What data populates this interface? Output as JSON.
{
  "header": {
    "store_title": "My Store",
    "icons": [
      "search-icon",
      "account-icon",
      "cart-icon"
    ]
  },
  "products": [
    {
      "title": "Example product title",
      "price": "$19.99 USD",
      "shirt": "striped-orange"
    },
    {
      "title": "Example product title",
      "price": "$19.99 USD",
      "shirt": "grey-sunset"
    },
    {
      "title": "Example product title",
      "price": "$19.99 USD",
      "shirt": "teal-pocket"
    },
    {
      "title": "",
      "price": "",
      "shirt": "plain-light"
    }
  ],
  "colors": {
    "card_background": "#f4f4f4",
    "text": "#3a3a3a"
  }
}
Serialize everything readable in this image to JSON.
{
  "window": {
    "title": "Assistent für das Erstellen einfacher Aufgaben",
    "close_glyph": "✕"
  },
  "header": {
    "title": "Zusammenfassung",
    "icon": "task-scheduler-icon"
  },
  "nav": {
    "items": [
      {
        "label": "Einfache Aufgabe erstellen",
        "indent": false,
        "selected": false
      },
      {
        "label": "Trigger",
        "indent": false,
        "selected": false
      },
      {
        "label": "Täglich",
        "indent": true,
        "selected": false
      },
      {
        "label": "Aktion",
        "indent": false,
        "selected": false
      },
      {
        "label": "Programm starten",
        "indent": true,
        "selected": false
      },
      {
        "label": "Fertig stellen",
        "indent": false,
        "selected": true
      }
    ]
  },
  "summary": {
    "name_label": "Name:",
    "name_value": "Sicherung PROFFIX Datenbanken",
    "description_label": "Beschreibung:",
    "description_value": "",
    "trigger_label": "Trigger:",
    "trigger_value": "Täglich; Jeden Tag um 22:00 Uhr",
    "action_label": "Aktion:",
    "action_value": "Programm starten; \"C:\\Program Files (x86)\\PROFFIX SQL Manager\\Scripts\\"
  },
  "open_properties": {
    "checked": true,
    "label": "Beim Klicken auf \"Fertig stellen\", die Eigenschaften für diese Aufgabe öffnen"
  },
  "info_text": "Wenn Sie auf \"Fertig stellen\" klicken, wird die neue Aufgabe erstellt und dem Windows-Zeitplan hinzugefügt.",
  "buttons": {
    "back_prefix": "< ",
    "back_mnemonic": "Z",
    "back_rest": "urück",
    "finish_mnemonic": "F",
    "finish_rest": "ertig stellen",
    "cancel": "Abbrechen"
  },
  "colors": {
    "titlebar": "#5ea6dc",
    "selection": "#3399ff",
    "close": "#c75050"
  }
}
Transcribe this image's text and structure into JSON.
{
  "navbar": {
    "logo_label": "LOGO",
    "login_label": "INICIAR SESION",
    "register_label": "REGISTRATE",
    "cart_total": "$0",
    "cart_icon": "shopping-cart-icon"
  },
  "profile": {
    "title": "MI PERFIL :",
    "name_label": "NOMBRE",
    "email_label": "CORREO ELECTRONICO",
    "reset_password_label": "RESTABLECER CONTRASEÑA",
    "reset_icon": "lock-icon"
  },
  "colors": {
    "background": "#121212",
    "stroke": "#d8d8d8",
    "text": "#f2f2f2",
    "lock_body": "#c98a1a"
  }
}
▬▬▬
*WRITTEN PROBLEM*.
Check each line of the records for the word "Fertig", and show the lines that contain it.

*EXPECTED OUTPUT*.
        "label": "Fertig stellen",
    "label": "Beim Klicken auf \"Fertig stellen\", die Eigenschaften für diese Aufgabe öffnen"
  "info_text": "Wenn Sie auf \"Fertig stellen\" klicken, wird die neue Aufgabe erstellt und dem Windows-Zeitplan hinzugefügt.",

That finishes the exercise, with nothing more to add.